▶ [Problem to work on]: Using the records below, count the lines with "screenshot" in them. Give the number only.

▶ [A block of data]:

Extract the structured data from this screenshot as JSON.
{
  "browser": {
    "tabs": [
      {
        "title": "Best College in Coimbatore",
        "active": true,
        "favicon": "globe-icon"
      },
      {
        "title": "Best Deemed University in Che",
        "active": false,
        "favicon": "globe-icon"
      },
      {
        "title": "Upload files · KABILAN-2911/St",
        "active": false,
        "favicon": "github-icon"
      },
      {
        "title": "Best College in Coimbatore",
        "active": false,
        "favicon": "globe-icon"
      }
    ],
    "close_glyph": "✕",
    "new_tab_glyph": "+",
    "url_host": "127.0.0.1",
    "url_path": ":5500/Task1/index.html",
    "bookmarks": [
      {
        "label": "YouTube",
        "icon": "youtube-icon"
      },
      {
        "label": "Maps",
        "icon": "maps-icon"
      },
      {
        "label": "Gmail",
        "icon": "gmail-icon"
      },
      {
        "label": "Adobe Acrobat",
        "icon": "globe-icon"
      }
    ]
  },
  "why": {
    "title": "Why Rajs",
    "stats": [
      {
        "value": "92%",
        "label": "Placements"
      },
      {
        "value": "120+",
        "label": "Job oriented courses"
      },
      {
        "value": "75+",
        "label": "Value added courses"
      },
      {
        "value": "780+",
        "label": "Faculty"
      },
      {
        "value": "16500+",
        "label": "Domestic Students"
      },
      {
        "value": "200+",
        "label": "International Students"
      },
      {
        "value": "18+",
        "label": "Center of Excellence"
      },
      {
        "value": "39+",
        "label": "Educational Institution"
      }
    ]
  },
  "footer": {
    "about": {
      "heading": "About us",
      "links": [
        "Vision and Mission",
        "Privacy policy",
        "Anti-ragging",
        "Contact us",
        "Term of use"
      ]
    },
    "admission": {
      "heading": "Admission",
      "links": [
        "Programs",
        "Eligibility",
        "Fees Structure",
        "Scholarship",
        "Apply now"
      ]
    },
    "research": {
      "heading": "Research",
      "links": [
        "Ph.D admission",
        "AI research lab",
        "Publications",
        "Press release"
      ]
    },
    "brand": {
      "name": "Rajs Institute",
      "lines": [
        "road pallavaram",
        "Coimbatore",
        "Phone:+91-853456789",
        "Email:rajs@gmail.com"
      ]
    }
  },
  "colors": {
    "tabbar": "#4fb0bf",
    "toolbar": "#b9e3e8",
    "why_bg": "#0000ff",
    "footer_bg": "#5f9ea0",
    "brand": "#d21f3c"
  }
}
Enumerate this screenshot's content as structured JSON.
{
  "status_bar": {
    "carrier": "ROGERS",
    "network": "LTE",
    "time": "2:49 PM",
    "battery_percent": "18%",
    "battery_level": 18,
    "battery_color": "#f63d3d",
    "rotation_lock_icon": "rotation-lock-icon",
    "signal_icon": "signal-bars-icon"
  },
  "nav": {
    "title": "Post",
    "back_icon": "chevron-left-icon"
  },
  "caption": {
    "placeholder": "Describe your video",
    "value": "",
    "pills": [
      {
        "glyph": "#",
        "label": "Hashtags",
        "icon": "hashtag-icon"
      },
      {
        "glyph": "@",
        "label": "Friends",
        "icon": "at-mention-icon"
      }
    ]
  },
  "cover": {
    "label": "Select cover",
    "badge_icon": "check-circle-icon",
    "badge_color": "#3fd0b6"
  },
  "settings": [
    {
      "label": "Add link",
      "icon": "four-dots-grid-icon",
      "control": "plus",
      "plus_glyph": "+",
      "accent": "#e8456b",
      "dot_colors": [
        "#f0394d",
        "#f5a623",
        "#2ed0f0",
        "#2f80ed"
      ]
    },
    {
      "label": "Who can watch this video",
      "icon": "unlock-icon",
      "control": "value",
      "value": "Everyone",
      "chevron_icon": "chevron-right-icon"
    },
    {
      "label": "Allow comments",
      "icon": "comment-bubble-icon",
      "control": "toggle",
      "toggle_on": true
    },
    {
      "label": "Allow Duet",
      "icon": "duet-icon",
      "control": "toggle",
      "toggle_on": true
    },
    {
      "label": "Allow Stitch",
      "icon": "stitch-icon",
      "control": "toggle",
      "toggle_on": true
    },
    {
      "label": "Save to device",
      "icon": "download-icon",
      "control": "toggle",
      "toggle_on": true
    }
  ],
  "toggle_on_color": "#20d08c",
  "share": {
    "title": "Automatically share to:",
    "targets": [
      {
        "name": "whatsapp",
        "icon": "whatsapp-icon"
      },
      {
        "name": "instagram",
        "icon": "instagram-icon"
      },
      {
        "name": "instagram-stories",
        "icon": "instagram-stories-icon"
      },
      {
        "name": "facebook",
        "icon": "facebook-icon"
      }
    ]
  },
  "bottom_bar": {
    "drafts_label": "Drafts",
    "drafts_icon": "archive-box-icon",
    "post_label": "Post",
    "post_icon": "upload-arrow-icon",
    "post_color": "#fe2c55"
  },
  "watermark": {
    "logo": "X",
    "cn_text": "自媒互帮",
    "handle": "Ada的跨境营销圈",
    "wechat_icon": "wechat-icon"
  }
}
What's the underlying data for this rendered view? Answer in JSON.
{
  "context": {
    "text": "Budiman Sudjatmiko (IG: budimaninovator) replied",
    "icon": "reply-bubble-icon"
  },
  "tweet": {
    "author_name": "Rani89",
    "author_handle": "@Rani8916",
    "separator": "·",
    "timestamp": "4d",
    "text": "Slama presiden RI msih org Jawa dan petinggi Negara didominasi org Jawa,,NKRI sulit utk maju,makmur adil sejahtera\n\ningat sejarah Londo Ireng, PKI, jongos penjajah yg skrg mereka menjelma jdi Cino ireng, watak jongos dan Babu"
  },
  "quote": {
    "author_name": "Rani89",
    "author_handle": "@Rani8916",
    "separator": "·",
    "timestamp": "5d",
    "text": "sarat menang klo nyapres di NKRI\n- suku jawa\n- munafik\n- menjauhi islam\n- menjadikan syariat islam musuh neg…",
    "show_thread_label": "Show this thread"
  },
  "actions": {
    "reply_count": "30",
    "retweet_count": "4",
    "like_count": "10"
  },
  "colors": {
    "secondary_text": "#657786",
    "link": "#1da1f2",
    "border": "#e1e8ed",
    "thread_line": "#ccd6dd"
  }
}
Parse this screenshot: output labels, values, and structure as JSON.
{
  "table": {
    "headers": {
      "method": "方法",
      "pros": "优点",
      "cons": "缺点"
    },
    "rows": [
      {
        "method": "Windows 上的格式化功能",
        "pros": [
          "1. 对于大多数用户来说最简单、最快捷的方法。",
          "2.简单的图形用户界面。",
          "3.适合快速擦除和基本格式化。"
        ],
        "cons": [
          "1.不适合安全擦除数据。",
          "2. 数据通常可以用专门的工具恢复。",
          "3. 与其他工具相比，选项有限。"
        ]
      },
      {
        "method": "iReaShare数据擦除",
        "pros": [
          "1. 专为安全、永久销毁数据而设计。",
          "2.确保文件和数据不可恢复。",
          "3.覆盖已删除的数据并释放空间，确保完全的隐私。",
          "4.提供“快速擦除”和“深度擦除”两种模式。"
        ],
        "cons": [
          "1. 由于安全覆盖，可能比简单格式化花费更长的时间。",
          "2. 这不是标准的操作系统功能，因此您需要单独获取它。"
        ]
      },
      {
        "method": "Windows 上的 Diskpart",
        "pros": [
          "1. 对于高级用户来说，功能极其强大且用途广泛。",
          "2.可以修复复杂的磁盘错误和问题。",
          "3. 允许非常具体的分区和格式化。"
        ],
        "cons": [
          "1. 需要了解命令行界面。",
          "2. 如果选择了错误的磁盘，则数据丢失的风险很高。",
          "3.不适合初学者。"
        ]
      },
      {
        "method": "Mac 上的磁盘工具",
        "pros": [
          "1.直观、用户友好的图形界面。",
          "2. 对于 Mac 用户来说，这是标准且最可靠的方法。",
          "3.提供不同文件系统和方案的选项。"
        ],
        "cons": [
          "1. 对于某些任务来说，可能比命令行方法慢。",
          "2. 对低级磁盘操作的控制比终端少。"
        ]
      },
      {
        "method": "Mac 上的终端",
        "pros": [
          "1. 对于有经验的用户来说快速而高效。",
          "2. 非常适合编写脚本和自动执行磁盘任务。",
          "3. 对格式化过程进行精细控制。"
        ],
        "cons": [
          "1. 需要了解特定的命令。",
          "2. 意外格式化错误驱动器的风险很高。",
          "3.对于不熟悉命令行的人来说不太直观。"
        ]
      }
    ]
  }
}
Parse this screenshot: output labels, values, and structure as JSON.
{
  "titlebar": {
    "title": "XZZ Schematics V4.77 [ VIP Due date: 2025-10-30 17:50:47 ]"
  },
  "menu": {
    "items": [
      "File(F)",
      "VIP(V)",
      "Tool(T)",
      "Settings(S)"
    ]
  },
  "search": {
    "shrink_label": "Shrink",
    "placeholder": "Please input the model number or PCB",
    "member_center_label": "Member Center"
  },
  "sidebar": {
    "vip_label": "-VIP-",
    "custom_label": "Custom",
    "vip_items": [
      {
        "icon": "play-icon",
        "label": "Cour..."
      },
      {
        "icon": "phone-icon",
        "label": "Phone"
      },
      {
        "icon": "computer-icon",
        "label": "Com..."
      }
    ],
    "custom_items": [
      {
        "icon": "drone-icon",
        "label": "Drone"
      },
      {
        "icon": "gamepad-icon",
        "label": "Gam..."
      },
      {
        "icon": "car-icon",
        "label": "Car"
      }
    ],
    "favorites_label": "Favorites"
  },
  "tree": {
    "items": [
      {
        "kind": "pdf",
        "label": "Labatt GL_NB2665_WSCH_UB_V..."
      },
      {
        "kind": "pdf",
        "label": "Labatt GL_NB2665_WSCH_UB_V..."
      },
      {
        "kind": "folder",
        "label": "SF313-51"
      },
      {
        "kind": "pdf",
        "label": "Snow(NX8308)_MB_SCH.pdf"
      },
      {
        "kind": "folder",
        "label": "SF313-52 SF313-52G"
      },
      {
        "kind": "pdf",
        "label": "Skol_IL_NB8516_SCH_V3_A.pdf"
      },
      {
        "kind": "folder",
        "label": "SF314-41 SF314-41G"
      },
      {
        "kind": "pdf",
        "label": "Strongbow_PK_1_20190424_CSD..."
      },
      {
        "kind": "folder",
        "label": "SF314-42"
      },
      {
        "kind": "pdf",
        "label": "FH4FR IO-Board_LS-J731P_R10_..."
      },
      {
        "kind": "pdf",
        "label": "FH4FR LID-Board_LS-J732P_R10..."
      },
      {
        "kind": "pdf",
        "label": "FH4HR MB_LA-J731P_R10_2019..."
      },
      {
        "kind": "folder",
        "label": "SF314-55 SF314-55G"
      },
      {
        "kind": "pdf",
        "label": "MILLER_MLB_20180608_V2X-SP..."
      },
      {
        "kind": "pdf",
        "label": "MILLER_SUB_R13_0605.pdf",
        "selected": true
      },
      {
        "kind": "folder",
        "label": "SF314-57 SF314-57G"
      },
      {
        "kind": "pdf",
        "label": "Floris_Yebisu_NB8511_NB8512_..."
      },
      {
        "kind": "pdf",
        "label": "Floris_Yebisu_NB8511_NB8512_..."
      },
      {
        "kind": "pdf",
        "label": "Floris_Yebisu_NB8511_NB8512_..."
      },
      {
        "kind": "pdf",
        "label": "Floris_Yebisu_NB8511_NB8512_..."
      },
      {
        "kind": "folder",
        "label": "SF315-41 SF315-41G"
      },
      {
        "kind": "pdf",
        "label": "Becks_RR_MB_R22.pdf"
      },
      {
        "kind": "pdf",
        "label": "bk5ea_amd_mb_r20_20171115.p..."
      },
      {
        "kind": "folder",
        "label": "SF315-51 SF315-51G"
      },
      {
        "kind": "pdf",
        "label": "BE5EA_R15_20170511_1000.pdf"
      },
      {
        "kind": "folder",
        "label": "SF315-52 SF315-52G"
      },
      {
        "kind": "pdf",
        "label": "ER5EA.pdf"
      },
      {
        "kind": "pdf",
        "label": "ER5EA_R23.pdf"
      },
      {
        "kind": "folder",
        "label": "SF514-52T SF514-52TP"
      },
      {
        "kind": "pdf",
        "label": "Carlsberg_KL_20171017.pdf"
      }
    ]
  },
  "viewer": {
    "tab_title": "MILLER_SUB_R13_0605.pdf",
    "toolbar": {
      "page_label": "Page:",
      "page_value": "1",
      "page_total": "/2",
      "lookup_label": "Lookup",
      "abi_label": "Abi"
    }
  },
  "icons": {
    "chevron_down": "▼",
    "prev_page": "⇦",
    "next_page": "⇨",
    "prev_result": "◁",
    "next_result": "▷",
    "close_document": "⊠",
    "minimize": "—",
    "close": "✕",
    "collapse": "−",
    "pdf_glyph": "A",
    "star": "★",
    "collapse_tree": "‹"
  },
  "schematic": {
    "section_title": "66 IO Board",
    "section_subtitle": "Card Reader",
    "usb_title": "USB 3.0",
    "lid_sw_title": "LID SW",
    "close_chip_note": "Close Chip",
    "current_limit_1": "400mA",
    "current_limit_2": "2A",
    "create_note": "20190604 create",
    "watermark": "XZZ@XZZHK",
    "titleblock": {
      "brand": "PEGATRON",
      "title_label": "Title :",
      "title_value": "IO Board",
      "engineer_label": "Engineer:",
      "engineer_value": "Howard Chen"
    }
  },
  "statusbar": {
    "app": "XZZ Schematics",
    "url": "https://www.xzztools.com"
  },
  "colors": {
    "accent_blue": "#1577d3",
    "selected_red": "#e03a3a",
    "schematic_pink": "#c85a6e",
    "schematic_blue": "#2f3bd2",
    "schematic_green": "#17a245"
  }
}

▶ [Complete output]: 4